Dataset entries
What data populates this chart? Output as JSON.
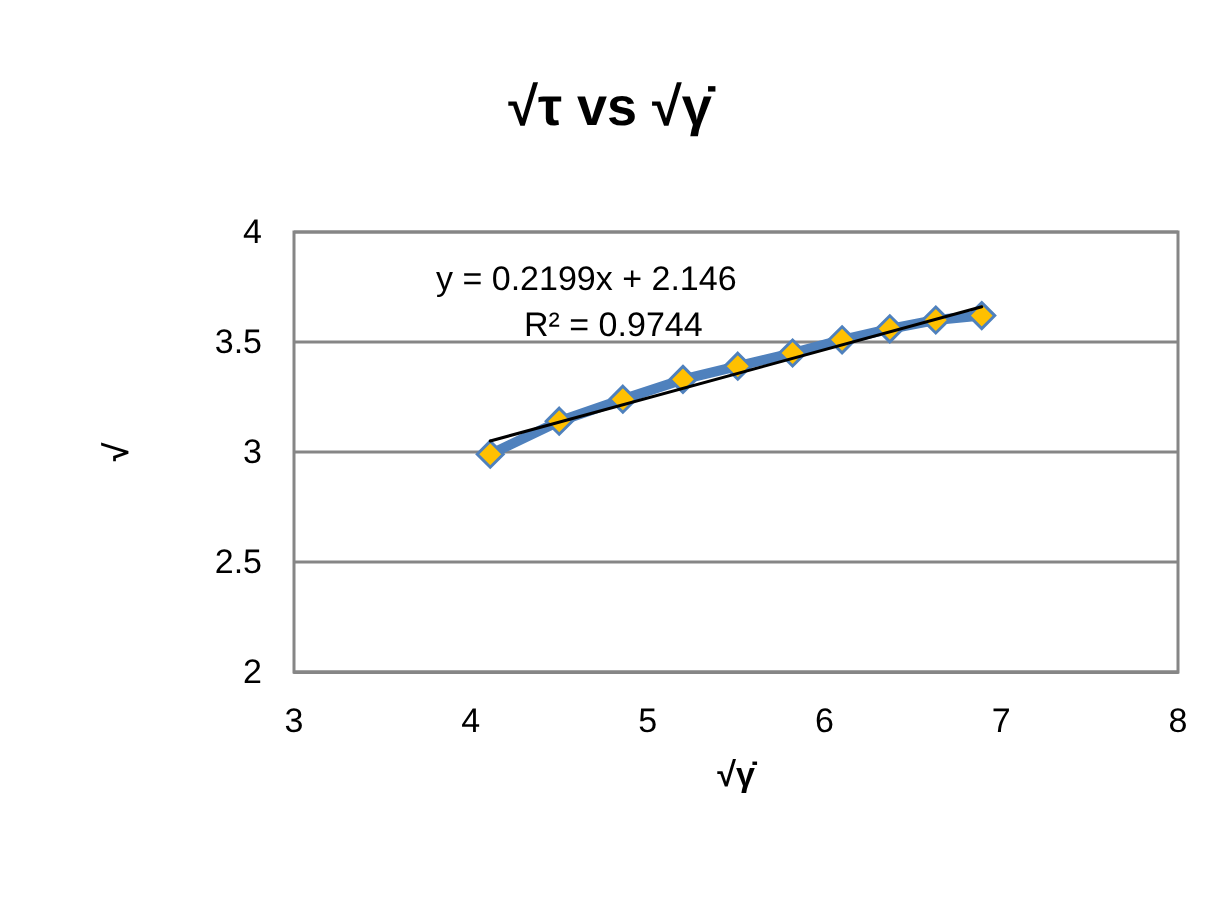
{
  "chart_data": {
    "type": "line",
    "title": "√τ vs √γ̇",
    "xlabel": "√γ̇",
    "ylabel": "√",
    "series": [
      {
        "color": "#4f81bd",
        "marker": "diamond",
        "x": [
          4.11,
          4.5,
          4.86,
          5.2,
          5.51,
          5.82,
          6.1,
          6.37,
          6.63,
          6.89
        ],
        "values": [
          2.99,
          3.14,
          3.24,
          3.33,
          3.39,
          3.45,
          3.51,
          3.56,
          3.6,
          3.62
        ]
      },
      {
        "color": "#000000",
        "marker": "none",
        "x": [
          4.11,
          6.89
        ],
        "values": [
          3.05,
          3.66
        ]
      }
    ],
    "annotations": [
      "y = 0.2199x + 2.146",
      "R² = 0.9744"
    ],
    "xlim": [
      3,
      8
    ],
    "xticks": [
      3,
      4,
      5,
      6,
      7,
      8
    ],
    "ylim": [
      2,
      4
    ],
    "yticks": [
      2,
      2.5,
      3,
      3.5,
      4
    ],
    "grid": "y"
  }
}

Task to complete — In the copy, include no pictures; restate the listing above exactly.

Result —
What data populates this chart? Output as JSON.
{
  "chart_data": {
    "type": "line",
    "title": "√τ vs √γ̇",
    "xlabel": "√γ̇",
    "ylabel": "√",
    "series": [
      {
        "color": "#4f81bd",
        "marker": "diamond",
        "x": [
          4.11,
          4.5,
          4.86,
          5.2,
          5.51,
          5.82,
          6.1,
          6.37,
          6.63,
          6.89
        ],
        "values": [
          2.99,
          3.14,
          3.24,
          3.33,
          3.39,
          3.45,
          3.51,
          3.56,
          3.6,
          3.62
        ]
      },
      {
        "color": "#000000",
        "marker": "none",
        "x": [
          4.11,
          6.89
        ],
        "values": [
          3.05,
          3.66
        ]
      }
    ],
    "annotations": [
      "y = 0.2199x + 2.146",
      "R² = 0.9744"
    ],
    "xlim": [
      3,
      8
    ],
    "xticks": [
      3,
      4,
      5,
      6,
      7,
      8
    ],
    "ylim": [
      2,
      4
    ],
    "yticks": [
      2,
      2.5,
      3,
      3.5,
      4
    ],
    "grid": "y"
  }
}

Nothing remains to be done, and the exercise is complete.